◆ TASK REQUIREMENTS ◆
Count every line in the entries that follow where the word "University" appears, then state only the total.

◆ EXTRACTED ENTRIES ◆
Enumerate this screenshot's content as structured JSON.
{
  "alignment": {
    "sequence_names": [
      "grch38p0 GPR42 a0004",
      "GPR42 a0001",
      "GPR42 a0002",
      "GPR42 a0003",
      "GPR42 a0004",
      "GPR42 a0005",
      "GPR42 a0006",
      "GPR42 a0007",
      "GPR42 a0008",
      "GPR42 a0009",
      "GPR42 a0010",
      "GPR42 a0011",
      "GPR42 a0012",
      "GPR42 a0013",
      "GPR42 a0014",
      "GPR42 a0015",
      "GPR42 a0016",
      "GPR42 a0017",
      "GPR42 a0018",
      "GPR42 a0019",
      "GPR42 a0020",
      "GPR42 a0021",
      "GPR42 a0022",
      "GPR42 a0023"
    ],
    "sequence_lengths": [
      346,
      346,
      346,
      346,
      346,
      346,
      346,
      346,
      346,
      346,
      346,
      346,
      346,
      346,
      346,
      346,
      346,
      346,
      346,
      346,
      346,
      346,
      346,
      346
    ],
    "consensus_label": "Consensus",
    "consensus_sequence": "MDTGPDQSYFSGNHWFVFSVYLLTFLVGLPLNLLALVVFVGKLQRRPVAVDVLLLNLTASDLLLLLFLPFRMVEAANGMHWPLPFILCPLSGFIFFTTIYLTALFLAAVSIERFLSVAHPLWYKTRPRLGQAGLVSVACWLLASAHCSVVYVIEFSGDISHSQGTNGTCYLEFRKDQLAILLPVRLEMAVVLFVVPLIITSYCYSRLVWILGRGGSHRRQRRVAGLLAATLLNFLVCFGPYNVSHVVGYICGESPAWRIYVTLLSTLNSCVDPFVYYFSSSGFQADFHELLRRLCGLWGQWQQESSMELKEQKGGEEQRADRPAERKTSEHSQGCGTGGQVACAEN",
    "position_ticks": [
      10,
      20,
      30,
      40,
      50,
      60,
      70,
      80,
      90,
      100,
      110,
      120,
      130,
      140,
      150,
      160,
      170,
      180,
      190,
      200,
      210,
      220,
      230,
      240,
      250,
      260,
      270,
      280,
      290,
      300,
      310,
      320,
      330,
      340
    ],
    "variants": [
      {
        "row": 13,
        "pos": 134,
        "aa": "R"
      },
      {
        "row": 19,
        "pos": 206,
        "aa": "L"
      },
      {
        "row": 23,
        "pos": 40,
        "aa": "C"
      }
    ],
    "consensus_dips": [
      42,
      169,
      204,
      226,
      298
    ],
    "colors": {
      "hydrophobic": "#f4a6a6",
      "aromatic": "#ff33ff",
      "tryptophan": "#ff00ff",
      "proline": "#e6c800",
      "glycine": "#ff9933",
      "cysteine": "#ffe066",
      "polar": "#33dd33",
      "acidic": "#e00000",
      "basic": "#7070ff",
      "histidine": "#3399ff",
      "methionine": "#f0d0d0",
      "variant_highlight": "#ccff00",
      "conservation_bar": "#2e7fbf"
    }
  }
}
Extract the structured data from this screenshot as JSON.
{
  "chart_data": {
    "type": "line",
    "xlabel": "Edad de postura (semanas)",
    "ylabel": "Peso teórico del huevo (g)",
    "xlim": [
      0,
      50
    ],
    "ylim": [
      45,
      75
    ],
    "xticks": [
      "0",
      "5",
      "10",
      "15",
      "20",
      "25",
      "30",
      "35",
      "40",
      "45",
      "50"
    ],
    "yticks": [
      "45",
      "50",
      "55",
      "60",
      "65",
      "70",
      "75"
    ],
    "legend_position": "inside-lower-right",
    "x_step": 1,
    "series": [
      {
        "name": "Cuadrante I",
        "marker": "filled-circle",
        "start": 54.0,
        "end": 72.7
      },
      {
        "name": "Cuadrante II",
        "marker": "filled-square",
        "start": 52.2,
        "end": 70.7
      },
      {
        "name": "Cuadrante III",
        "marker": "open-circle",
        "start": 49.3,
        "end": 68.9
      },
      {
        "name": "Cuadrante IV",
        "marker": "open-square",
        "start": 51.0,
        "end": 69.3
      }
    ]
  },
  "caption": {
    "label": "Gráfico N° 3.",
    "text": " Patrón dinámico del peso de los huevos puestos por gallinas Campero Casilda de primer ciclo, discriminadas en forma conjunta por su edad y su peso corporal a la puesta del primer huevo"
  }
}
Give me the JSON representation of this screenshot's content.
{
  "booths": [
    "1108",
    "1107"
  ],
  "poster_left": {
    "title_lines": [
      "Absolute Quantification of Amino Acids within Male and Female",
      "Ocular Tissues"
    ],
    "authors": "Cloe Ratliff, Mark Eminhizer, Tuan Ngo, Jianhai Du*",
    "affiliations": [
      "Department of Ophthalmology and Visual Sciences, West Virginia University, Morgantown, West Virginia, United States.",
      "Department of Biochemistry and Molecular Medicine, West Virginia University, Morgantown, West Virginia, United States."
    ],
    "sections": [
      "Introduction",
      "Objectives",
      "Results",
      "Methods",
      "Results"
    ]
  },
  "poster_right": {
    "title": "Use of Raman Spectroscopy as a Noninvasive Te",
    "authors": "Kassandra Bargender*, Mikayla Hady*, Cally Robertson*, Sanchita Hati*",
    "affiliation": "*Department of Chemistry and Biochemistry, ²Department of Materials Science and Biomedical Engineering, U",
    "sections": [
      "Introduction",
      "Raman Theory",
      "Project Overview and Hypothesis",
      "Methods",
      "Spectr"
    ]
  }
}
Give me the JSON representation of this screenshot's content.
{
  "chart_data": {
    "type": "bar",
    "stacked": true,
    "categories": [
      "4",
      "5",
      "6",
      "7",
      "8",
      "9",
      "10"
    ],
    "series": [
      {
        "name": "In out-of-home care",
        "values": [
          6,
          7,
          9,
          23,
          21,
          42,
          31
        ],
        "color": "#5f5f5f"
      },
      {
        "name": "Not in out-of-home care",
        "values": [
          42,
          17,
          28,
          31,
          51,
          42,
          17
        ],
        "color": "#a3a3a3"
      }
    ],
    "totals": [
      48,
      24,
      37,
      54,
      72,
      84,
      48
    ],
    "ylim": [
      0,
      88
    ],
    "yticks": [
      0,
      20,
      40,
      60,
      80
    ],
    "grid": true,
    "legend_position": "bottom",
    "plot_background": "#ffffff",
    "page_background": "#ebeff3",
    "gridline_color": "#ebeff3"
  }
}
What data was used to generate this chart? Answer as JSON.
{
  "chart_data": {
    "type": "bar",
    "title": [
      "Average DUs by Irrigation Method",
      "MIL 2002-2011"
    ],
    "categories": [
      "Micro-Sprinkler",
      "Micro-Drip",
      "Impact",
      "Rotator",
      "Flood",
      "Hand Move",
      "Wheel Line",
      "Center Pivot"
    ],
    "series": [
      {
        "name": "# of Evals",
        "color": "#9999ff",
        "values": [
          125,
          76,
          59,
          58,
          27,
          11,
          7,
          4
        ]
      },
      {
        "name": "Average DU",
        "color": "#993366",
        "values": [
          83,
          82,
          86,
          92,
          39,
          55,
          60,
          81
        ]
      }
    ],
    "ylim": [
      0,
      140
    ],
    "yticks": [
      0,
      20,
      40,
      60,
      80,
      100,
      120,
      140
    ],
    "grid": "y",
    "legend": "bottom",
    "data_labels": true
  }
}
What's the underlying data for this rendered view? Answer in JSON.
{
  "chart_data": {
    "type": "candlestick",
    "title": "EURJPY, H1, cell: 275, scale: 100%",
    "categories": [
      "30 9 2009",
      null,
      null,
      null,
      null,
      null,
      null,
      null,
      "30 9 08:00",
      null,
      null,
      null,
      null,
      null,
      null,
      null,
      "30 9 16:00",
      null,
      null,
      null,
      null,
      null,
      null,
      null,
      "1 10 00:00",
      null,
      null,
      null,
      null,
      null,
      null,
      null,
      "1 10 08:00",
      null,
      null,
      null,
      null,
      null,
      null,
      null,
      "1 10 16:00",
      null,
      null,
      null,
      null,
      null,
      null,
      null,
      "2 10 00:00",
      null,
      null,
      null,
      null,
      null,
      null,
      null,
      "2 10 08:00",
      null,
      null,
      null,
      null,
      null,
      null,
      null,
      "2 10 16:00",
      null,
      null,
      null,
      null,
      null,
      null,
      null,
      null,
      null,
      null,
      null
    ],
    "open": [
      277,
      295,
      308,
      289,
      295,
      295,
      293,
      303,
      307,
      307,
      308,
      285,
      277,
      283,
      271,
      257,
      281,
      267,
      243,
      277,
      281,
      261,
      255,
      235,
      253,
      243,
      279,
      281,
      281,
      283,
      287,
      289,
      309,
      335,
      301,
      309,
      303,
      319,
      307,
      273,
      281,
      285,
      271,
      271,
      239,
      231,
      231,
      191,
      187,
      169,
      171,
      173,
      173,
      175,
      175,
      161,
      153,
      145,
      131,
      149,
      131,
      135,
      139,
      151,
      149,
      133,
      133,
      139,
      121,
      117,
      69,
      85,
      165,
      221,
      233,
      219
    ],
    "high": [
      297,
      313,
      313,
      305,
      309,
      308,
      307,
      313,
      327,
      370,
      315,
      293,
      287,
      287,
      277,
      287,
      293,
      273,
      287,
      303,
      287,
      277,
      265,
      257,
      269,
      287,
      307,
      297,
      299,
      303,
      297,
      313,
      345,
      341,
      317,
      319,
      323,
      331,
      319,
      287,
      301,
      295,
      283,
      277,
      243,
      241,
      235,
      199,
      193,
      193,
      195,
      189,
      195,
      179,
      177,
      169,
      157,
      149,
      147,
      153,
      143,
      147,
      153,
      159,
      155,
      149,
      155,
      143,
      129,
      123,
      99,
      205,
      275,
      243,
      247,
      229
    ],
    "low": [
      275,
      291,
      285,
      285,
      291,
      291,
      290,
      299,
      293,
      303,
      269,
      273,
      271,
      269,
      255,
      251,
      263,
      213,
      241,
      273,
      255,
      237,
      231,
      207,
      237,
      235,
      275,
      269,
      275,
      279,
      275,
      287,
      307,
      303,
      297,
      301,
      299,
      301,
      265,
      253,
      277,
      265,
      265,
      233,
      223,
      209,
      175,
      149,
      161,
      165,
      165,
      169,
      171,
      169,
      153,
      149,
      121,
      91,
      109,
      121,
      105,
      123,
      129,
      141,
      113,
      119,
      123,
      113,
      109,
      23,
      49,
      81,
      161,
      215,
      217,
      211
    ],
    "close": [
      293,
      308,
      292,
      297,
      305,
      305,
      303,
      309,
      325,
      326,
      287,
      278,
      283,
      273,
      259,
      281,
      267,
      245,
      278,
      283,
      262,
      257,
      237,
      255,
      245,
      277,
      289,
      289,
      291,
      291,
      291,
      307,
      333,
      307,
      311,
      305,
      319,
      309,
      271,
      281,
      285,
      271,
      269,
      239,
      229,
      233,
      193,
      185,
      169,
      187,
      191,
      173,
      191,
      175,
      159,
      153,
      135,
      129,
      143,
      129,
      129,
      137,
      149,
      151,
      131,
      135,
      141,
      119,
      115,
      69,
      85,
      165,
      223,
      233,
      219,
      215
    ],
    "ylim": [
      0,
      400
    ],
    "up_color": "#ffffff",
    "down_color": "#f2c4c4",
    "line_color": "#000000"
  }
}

◆ REPLY TO THE EXERCISE ◆
2